* _PROBLEM TO SOLVE_: Quote the entries that follow exactly, leaving none out.

• • • • •

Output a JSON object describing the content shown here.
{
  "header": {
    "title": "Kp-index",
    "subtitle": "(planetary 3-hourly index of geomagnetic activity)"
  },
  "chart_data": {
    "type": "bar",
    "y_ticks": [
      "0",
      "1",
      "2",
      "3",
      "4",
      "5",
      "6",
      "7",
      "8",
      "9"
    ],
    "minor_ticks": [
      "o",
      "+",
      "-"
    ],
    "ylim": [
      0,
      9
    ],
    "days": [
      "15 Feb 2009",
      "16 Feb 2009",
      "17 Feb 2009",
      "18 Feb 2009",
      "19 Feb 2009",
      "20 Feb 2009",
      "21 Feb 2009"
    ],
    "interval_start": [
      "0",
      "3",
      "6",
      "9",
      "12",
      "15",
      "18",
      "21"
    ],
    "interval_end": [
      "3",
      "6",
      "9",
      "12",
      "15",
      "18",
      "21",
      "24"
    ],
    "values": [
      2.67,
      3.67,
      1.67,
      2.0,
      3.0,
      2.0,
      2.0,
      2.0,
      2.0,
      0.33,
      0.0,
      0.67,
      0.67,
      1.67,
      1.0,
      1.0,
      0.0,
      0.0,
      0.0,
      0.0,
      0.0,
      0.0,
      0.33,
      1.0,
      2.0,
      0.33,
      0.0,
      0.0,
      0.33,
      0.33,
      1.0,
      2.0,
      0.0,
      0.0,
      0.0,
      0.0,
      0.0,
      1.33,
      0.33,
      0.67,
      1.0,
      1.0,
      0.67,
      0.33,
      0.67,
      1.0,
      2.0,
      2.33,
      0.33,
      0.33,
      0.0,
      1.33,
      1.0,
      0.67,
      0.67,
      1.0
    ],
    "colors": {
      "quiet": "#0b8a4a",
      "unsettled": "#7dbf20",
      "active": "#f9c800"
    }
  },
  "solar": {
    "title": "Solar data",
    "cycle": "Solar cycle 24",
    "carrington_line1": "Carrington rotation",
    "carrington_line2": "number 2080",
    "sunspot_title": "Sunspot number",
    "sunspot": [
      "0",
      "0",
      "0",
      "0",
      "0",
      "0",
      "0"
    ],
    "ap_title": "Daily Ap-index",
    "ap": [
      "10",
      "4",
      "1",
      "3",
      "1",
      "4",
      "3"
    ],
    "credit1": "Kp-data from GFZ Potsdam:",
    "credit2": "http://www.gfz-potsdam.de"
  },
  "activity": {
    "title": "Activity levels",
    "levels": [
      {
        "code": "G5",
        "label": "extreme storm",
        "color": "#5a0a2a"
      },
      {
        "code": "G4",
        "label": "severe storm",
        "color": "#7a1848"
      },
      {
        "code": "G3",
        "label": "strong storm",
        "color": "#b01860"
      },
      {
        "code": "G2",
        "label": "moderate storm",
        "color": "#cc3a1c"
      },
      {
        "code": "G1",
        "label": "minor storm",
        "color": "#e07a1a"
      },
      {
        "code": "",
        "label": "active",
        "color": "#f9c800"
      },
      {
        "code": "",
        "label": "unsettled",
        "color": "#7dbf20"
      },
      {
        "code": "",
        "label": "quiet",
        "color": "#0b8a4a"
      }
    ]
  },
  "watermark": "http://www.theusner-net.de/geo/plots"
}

• • • • •

* _REPLY TO THE EXERCISE_:
Output a JSON object describing the content shown here.
{
  "header": {
    "title": "Kp-index",
    "subtitle": "(planetary 3-hourly index of geomagnetic activity)"
  },
  "chart_data": {
    "type": "bar",
    "y_ticks": [
      "0",
      "1",
      "2",
      "3",
      "4",
      "5",
      "6",
      "7",
      "8",
      "9"
    ],
    "minor_ticks": [
      "o",
      "+",
      "-"
    ],
    "ylim": [
      0,
      9
    ],
    "days": [
      "15 Feb 2009",
      "16 Feb 2009",
      "17 Feb 2009",
      "18 Feb 2009",
      "19 Feb 2009",
      "20 Feb 2009",
      "21 Feb 2009"
    ],
    "interval_start": [
      "0",
      "3",
      "6",
      "9",
      "12",
      "15",
      "18",
      "21"
    ],
    "interval_end": [
      "3",
      "6",
      "9",
      "12",
      "15",
      "18",
      "21",
      "24"
    ],
    "values": [
      2.67,
      3.67,
      1.67,
      2.0,
      3.0,
      2.0,
      2.0,
      2.0,
      2.0,
      0.33,
      0.0,
      0.67,
      0.67,
      1.67,
      1.0,
      1.0,
      0.0,
      0.0,
      0.0,
      0.0,
      0.0,
      0.0,
      0.33,
      1.0,
      2.0,
      0.33,
      0.0,
      0.0,
      0.33,
      0.33,
      1.0,
      2.0,
      0.0,
      0.0,
      0.0,
      0.0,
      0.0,
      1.33,
      0.33,
      0.67,
      1.0,
      1.0,
      0.67,
      0.33,
      0.67,
      1.0,
      2.0,
      2.33,
      0.33,
      0.33,
      0.0,
      1.33,
      1.0,
      0.67,
      0.67,
      1.0
    ],
    "colors": {
      "quiet": "#0b8a4a",
      "unsettled": "#7dbf20",
      "active": "#f9c800"
    }
  },
  "solar": {
    "title": "Solar data",
    "cycle": "Solar cycle 24",
    "carrington_line1": "Carrington rotation",
    "carrington_line2": "number 2080",
    "sunspot_title": "Sunspot number",
    "sunspot": [
      "0",
      "0",
      "0",
      "0",
      "0",
      "0",
      "0"
    ],
    "ap_title": "Daily Ap-index",
    "ap": [
      "10",
      "4",
      "1",
      "3",
      "1",
      "4",
      "3"
    ],
    "credit1": "Kp-data from GFZ Potsdam:",
    "credit2": "http://www.gfz-potsdam.de"
  },
  "activity": {
    "title": "Activity levels",
    "levels": [
      {
        "code": "G5",
        "label": "extreme storm",
        "color": "#5a0a2a"
      },
      {
        "code": "G4",
        "label": "severe storm",
        "color": "#7a1848"
      },
      {
        "code": "G3",
        "label": "strong storm",
        "color": "#b01860"
      },
      {
        "code": "G2",
        "label": "moderate storm",
        "color": "#cc3a1c"
      },
      {
        "code": "G1",
        "label": "minor storm",
        "color": "#e07a1a"
      },
      {
        "code": "",
        "label": "active",
        "color": "#f9c800"
      },
      {
        "code": "",
        "label": "unsettled",
        "color": "#7dbf20"
      },
      {
        "code": "",
        "label": "quiet",
        "color": "#0b8a4a"
      }
    ]
  },
  "watermark": "http://www.theusner-net.de/geo/plots"
}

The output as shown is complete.